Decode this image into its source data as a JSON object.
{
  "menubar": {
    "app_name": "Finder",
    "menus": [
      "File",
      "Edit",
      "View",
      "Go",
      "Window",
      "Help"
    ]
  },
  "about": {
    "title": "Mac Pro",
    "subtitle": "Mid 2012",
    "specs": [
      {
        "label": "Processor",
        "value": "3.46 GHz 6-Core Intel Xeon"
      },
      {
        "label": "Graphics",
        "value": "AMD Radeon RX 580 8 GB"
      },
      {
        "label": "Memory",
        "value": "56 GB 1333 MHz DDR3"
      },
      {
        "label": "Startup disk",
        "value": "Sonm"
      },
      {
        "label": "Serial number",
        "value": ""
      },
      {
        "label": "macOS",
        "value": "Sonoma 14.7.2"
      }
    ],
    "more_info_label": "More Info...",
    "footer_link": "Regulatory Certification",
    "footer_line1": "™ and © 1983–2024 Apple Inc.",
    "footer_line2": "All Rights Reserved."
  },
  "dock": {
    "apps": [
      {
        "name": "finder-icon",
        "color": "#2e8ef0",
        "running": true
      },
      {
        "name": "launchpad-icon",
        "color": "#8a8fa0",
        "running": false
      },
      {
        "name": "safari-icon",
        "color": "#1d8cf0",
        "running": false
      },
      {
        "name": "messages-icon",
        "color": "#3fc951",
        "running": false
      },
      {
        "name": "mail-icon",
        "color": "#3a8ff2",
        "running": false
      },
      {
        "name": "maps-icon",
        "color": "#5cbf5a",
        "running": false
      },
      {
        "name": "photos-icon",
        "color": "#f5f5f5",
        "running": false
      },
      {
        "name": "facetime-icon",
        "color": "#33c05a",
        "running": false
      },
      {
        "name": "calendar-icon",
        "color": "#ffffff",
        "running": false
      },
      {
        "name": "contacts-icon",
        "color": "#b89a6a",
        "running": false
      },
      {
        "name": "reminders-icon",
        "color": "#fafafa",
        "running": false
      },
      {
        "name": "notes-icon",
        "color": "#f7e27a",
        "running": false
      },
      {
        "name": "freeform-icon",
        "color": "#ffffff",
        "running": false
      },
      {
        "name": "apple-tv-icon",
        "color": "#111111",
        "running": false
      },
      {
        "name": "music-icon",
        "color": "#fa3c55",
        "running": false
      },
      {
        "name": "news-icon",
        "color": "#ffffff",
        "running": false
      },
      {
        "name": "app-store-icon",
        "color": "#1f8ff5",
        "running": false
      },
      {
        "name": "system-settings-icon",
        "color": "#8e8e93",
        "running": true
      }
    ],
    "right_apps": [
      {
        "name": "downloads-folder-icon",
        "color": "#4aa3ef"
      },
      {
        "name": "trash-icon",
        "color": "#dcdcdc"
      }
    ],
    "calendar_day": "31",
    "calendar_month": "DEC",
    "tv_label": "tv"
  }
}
*****
▸ **Objective**:
Repeat the records above exactly as they appear.

▸ **Answer to the task**:
Decode this image into its source data as a JSON object.
{
  "menubar": {
    "app_name": "Finder",
    "menus": [
      "File",
      "Edit",
      "View",
      "Go",
      "Window",
      "Help"
    ]
  },
  "about": {
    "title": "Mac Pro",
    "subtitle": "Mid 2012",
    "specs": [
      {
        "label": "Processor",
        "value": "3.46 GHz 6-Core Intel Xeon"
      },
      {
        "label": "Graphics",
        "value": "AMD Radeon RX 580 8 GB"
      },
      {
        "label": "Memory",
        "value": "56 GB 1333 MHz DDR3"
      },
      {
        "label": "Startup disk",
        "value": "Sonm"
      },
      {
        "label": "Serial number",
        "value": ""
      },
      {
        "label": "macOS",
        "value": "Sonoma 14.7.2"
      }
    ],
    "more_info_label": "More Info...",
    "footer_link": "Regulatory Certification",
    "footer_line1": "™ and © 1983–2024 Apple Inc.",
    "footer_line2": "All Rights Reserved."
  },
  "dock": {
    "apps": [
      {
        "name": "finder-icon",
        "color": "#2e8ef0",
        "running": true
      },
      {
        "name": "launchpad-icon",
        "color": "#8a8fa0",
        "running": false
      },
      {
        "name": "safari-icon",
        "color": "#1d8cf0",
        "running": false
      },
      {
        "name": "messages-icon",
        "color": "#3fc951",
        "running": false
      },
      {
        "name": "mail-icon",
        "color": "#3a8ff2",
        "running": false
      },
      {
        "name": "maps-icon",
        "color": "#5cbf5a",
        "running": false
      },
      {
        "name": "photos-icon",
        "color": "#f5f5f5",
        "running": false
      },
      {
        "name": "facetime-icon",
        "color": "#33c05a",
        "running": false
      },
      {
        "name": "calendar-icon",
        "color": "#ffffff",
        "running": false
      },
      {
        "name": "contacts-icon",
        "color": "#b89a6a",
        "running": false
      },
      {
        "name": "reminders-icon",
        "color": "#fafafa",
        "running": false
      },
      {
        "name": "notes-icon",
        "color": "#f7e27a",
        "running": false
      },
      {
        "name": "freeform-icon",
        "color": "#ffffff",
        "running": false
      },
      {
        "name": "apple-tv-icon",
        "color": "#111111",
        "running": false
      },
      {
        "name": "music-icon",
        "color": "#fa3c55",
        "running": false
      },
      {
        "name": "news-icon",
        "color": "#ffffff",
        "running": false
      },
      {
        "name": "app-store-icon",
        "color": "#1f8ff5",
        "running": false
      },
      {
        "name": "system-settings-icon",
        "color": "#8e8e93",
        "running": true
      }
    ],
    "right_apps": [
      {
        "name": "downloads-folder-icon",
        "color": "#4aa3ef"
      },
      {
        "name": "trash-icon",
        "color": "#dcdcdc"
      }
    ],
    "calendar_day": "31",
    "calendar_month": "DEC",
    "tv_label": "tv"
  }
}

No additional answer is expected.